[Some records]
####################

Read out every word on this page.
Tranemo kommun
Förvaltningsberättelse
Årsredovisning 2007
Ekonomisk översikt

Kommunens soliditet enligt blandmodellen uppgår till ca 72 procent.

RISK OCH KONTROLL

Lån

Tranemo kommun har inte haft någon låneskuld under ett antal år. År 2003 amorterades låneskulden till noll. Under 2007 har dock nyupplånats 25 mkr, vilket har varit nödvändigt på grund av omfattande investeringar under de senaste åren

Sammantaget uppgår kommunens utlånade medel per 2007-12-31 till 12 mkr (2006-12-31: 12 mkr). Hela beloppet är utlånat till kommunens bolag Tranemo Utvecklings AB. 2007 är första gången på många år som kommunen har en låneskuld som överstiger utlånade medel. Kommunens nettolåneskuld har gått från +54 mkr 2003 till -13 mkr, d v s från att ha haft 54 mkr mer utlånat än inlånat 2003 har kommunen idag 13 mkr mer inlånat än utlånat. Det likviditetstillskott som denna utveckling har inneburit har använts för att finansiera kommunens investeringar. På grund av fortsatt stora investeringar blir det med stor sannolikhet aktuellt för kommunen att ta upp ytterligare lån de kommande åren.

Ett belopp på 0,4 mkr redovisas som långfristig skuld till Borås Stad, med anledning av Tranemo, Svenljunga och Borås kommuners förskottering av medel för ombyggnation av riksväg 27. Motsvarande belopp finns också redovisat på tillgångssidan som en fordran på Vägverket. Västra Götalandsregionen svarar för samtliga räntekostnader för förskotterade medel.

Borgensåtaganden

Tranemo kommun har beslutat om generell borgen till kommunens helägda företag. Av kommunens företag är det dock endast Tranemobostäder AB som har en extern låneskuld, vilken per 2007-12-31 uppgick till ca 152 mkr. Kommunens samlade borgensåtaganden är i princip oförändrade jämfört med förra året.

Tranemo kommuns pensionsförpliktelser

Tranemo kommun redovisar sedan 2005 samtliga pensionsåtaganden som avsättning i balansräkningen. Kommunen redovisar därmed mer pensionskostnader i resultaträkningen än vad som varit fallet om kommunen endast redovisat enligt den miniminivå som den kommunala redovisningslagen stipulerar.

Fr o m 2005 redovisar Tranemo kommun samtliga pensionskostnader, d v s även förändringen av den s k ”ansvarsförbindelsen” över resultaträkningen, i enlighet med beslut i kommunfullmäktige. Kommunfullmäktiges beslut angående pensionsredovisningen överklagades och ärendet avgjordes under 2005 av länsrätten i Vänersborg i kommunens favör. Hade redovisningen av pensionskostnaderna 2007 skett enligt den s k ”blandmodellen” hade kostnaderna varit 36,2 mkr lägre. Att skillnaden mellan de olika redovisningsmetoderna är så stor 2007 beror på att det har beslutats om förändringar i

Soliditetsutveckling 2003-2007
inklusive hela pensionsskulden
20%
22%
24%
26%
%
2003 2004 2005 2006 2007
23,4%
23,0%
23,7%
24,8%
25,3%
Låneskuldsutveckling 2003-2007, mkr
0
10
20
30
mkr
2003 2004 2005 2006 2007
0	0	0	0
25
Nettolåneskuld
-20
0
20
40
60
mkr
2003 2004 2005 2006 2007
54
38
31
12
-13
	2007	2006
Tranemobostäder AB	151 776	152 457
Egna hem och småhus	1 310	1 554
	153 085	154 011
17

####################

What you should do: Your task is to extract all of the records exactly.

Written response:
Read out every word on this page.
Tranemo kommun
Förvaltningsberättelse
Årsredovisning 2007
Ekonomisk översikt

Kommunens soliditet enligt blandmodellen uppgår till ca 72 procent.

RISK OCH KONTROLL

Lån

Tranemo kommun har inte haft någon låneskuld under ett antal år. År 2003 amorterades låneskulden till noll. Under 2007 har dock nyupplånats 25 mkr, vilket har varit nödvändigt på grund av omfattande investeringar under de senaste åren

Sammantaget uppgår kommunens utlånade medel per 2007-12-31 till 12 mkr (2006-12-31: 12 mkr). Hela beloppet är utlånat till kommunens bolag Tranemo Utvecklings AB. 2007 är första gången på många år som kommunen har en låneskuld som överstiger utlånade medel. Kommunens nettolåneskuld har gått från +54 mkr 2003 till -13 mkr, d v s från att ha haft 54 mkr mer utlånat än inlånat 2003 har kommunen idag 13 mkr mer inlånat än utlånat. Det likviditetstillskott som denna utveckling har inneburit har använts för att finansiera kommunens investeringar. På grund av fortsatt stora investeringar blir det med stor sannolikhet aktuellt för kommunen att ta upp ytterligare lån de kommande åren.

Ett belopp på 0,4 mkr redovisas som långfristig skuld till Borås Stad, med anledning av Tranemo, Svenljunga och Borås kommuners förskottering av medel för ombyggnation av riksväg 27. Motsvarande belopp finns också redovisat på tillgångssidan som en fordran på Vägverket. Västra Götalandsregionen svarar för samtliga räntekostnader för förskotterade medel.

Borgensåtaganden

Tranemo kommun har beslutat om generell borgen till kommunens helägda företag. Av kommunens företag är det dock endast Tranemobostäder AB som har en extern låneskuld, vilken per 2007-12-31 uppgick till ca 152 mkr. Kommunens samlade borgensåtaganden är i princip oförändrade jämfört med förra året.

Tranemo kommuns pensionsförpliktelser

Tranemo kommun redovisar sedan 2005 samtliga pensionsåtaganden som avsättning i balansräkningen. Kommunen redovisar därmed mer pensionskostnader i resultaträkningen än vad som varit fallet om kommunen endast redovisat enligt den miniminivå som den kommunala redovisningslagen stipulerar.

Fr o m 2005 redovisar Tranemo kommun samtliga pensionskostnader, d v s även förändringen av den s k ”ansvarsförbindelsen” över resultaträkningen, i enlighet med beslut i kommunfullmäktige. Kommunfullmäktiges beslut angående pensionsredovisningen överklagades och ärendet avgjordes under 2005 av länsrätten i Vänersborg i kommunens favör. Hade redovisningen av pensionskostnaderna 2007 skett enligt den s k ”blandmodellen” hade kostnaderna varit 36,2 mkr lägre. Att skillnaden mellan de olika redovisningsmetoderna är så stor 2007 beror på att det har beslutats om förändringar i

Soliditetsutveckling 2003-2007
inklusive hela pensionsskulden
20%
22%
24%
26%
%
2003 2004 2005 2006 2007
23,4%
23,0%
23,7%
24,8%
25,3%
Låneskuldsutveckling 2003-2007, mkr
0
10
20
30
mkr
2003 2004 2005 2006 2007
0	0	0	0
25
Nettolåneskuld
-20
0
20
40
60
mkr
2003 2004 2005 2006 2007
54
38
31
12
-13
	2007	2006
Tranemobostäder AB	151 776	152 457
Egna hem och småhus	1 310	1 554
	153 085	154 011
17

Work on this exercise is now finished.